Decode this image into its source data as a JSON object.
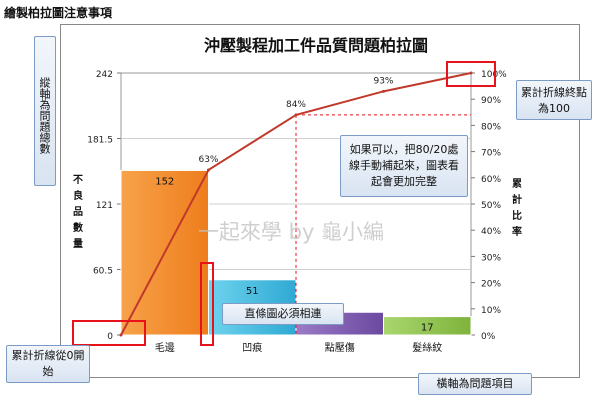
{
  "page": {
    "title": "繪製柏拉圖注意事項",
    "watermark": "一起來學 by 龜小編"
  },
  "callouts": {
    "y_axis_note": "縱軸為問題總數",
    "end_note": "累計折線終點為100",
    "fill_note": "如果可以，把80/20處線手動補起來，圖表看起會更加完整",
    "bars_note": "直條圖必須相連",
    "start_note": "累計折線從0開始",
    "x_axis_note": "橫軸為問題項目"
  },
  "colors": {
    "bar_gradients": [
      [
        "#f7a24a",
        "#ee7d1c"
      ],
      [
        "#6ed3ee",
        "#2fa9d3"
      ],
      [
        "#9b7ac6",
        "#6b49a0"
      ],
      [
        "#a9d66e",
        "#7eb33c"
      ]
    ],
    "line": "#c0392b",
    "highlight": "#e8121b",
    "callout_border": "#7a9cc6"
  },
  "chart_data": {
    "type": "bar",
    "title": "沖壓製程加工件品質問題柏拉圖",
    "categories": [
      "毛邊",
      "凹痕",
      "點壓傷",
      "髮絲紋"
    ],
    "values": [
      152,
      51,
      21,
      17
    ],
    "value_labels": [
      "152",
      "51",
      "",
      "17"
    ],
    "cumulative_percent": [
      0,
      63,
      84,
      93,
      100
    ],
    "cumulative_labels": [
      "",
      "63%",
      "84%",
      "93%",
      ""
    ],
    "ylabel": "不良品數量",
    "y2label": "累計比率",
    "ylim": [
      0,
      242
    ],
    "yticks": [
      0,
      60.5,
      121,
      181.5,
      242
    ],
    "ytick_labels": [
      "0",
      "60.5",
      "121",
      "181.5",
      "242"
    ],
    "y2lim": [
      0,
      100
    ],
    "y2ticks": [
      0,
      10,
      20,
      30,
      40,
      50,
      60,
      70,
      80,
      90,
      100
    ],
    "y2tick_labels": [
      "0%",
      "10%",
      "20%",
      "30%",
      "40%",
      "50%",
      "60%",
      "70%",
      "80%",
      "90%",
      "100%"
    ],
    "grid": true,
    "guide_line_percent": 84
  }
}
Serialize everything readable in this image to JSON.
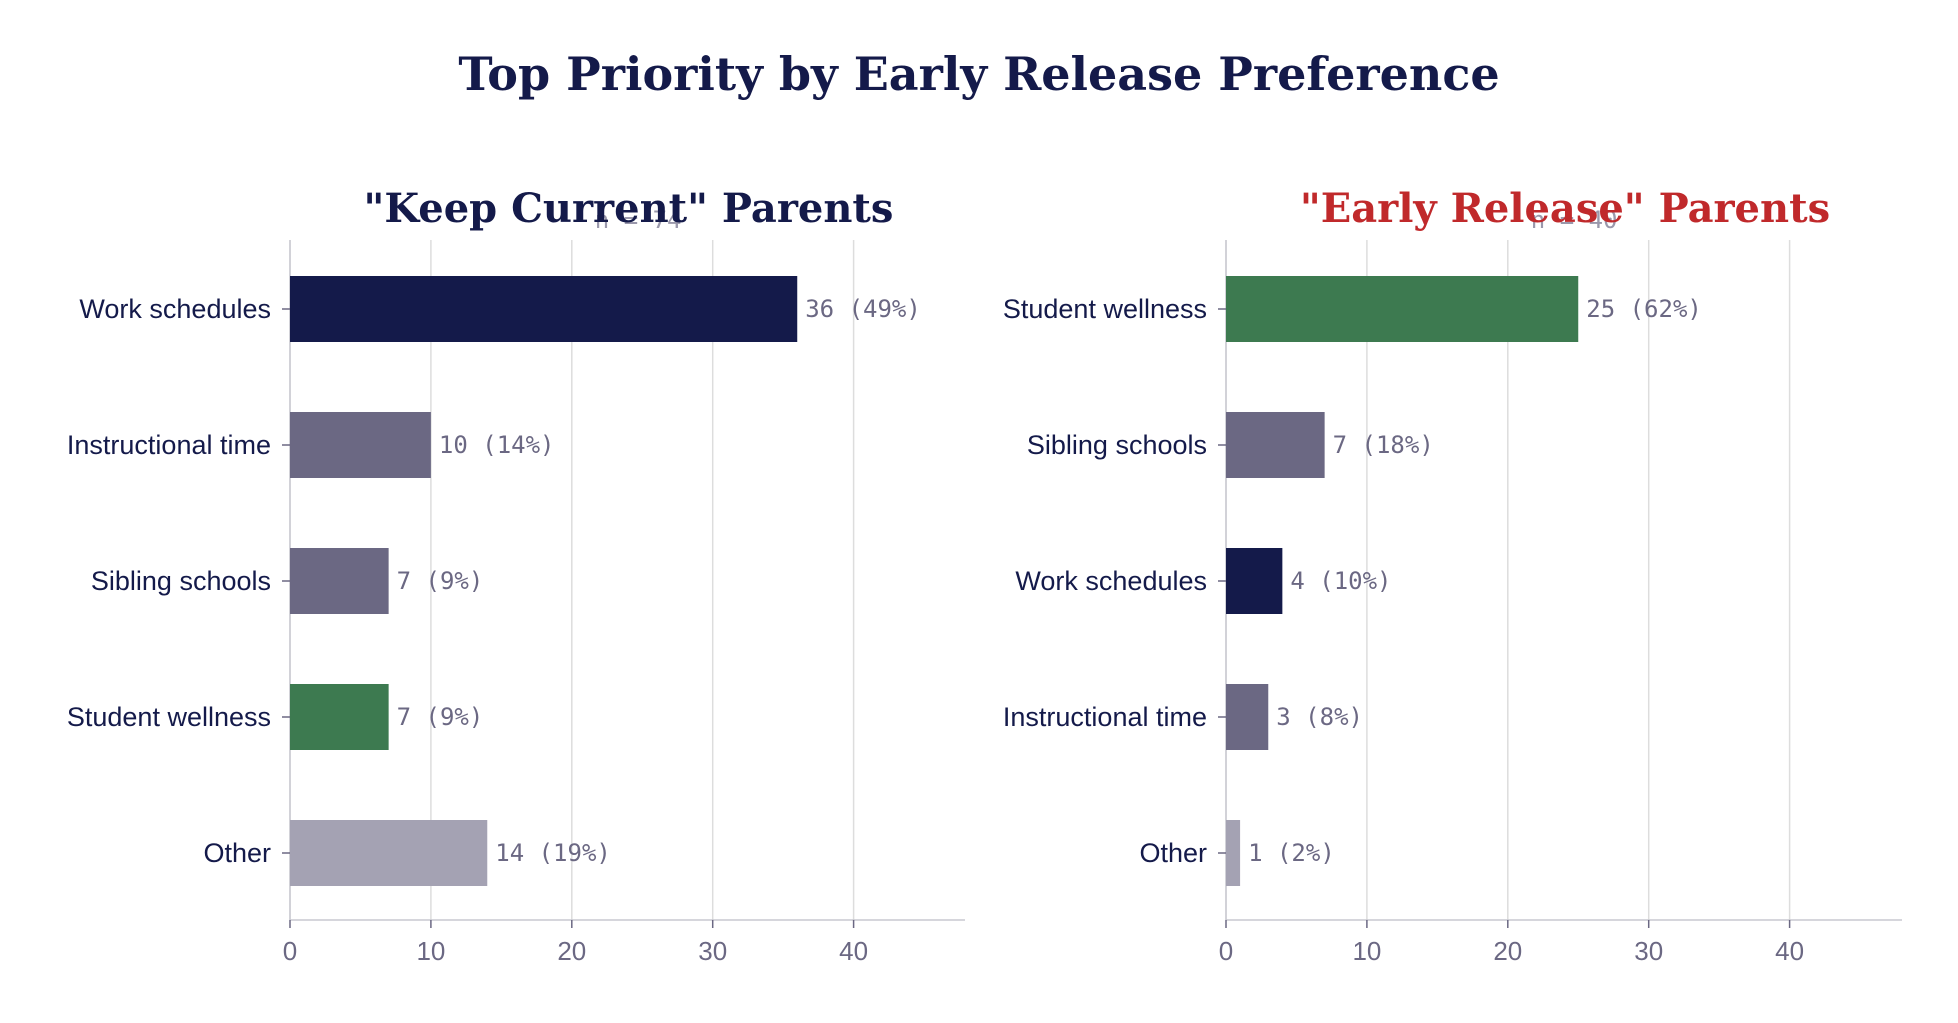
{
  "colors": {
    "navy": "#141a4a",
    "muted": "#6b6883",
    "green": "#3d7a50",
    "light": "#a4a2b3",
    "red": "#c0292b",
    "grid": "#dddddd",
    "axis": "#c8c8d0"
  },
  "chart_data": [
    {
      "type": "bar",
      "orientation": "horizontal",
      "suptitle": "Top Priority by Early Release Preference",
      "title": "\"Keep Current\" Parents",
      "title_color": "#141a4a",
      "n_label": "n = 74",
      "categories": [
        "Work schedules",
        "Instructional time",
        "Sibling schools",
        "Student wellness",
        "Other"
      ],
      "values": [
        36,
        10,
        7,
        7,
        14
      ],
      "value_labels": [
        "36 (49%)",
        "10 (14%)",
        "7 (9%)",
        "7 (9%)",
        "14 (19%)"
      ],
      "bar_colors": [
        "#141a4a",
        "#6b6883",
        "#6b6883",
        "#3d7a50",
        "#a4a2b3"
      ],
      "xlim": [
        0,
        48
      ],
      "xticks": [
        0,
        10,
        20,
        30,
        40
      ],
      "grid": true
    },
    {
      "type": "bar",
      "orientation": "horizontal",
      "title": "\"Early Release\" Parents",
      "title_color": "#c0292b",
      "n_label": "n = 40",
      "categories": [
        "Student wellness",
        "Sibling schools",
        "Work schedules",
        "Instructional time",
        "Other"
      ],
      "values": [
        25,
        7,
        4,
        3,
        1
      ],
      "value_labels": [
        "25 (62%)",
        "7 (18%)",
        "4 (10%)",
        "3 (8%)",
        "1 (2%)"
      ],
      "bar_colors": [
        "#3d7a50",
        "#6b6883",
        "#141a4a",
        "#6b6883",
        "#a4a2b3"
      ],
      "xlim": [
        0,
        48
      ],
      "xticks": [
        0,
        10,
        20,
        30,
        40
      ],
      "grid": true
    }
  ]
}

--------------------------------------------------

**WRITTEN TASK**
Set down all the data again exactly as above, pictures excluded.

**TASK RESULT**
Decode this image into its source data as a JSON object.
{
  "page": {
    "title": "繪製柏拉圖注意事項",
    "watermark": "一起來學 by 龜小編"
  },
  "callouts": {
    "y_axis_note": "縱軸為問題總數",
    "end_note": "累計折線終點為100",
    "fill_note": "如果可以，把80/20處線手動補起來，圖表看起會更加完整",
    "bars_note": "直條圖必須相連",
    "start_note": "累計折線從0開始",
    "x_axis_note": "橫軸為問題項目"
  },
  "colors": {
    "bar_gradients": [
      [
        "#f7a24a",
        "#ee7d1c"
      ],
      [
        "#6ed3ee",
        "#2fa9d3"
      ],
      [
        "#9b7ac6",
        "#6b49a0"
      ],
      [
        "#a9d66e",
        "#7eb33c"
      ]
    ],
    "line": "#c0392b",
    "highlight": "#e8121b",
    "callout_border": "#7a9cc6"
  },
  "chart_data": {
    "type": "bar",
    "title": "沖壓製程加工件品質問題柏拉圖",
    "categories": [
      "毛邊",
      "凹痕",
      "點壓傷",
      "髮絲紋"
    ],
    "values": [
      152,
      51,
      21,
      17
    ],
    "value_labels": [
      "152",
      "51",
      "",
      "17"
    ],
    "cumulative_percent": [
      0,
      63,
      84,
      93,
      100
    ],
    "cumulative_labels": [
      "",
      "63%",
      "84%",
      "93%",
      ""
    ],
    "ylabel": "不良品數量",
    "y2label": "累計比率",
    "ylim": [
      0,
      242
    ],
    "yticks": [
      0,
      60.5,
      121,
      181.5,
      242
    ],
    "ytick_labels": [
      "0",
      "60.5",
      "121",
      "181.5",
      "242"
    ],
    "y2lim": [
      0,
      100
    ],
    "y2ticks": [
      0,
      10,
      20,
      30,
      40,
      50,
      60,
      70,
      80,
      90,
      100
    ],
    "y2tick_labels": [
      "0%",
      "10%",
      "20%",
      "30%",
      "40%",
      "50%",
      "60%",
      "70%",
      "80%",
      "90%",
      "100%"
    ],
    "grid": true,
    "guide_line_percent": 84
  }
}
Serialize everything readable in this image to JSON.
{
  "colors": {
    "navy": "#141a4a",
    "muted": "#6b6883",
    "green": "#3d7a50",
    "light": "#a4a2b3",
    "red": "#c0292b",
    "grid": "#dddddd",
    "axis": "#c8c8d0"
  },
  "chart_data": [
    {
      "type": "bar",
      "orientation": "horizontal",
      "suptitle": "Top Priority by Early Release Preference",
      "title": "\"Keep Current\" Parents",
      "title_color": "#141a4a",
      "n_label": "n = 74",
      "categories": [
        "Work schedules",
        "Instructional time",
        "Sibling schools",
        "Student wellness",
        "Other"
      ],
      "values": [
        36,
        10,
        7,
        7,
        14
      ],
      "value_labels": [
        "36 (49%)",
        "10 (14%)",
        "7 (9%)",
        "7 (9%)",
        "14 (19%)"
      ],
      "bar_colors": [
        "#141a4a",
        "#6b6883",
        "#6b6883",
        "#3d7a50",
        "#a4a2b3"
      ],
      "xlim": [
        0,
        48
      ],
      "xticks": [
        0,
        10,
        20,
        30,
        40
      ],
      "grid": true
    },
    {
      "type": "bar",
      "orientation": "horizontal",
      "title": "\"Early Release\" Parents",
      "title_color": "#c0292b",
      "n_label": "n = 40",
      "categories": [
        "Student wellness",
        "Sibling schools",
        "Work schedules",
        "Instructional time",
        "Other"
      ],
      "values": [
        25,
        7,
        4,
        3,
        1
      ],
      "value_labels": [
        "25 (62%)",
        "7 (18%)",
        "4 (10%)",
        "3 (8%)",
        "1 (2%)"
      ],
      "bar_colors": [
        "#3d7a50",
        "#6b6883",
        "#141a4a",
        "#6b6883",
        "#a4a2b3"
      ],
      "xlim": [
        0,
        48
      ],
      "xticks": [
        0,
        10,
        20,
        30,
        40
      ],
      "grid": true
    }
  ]
}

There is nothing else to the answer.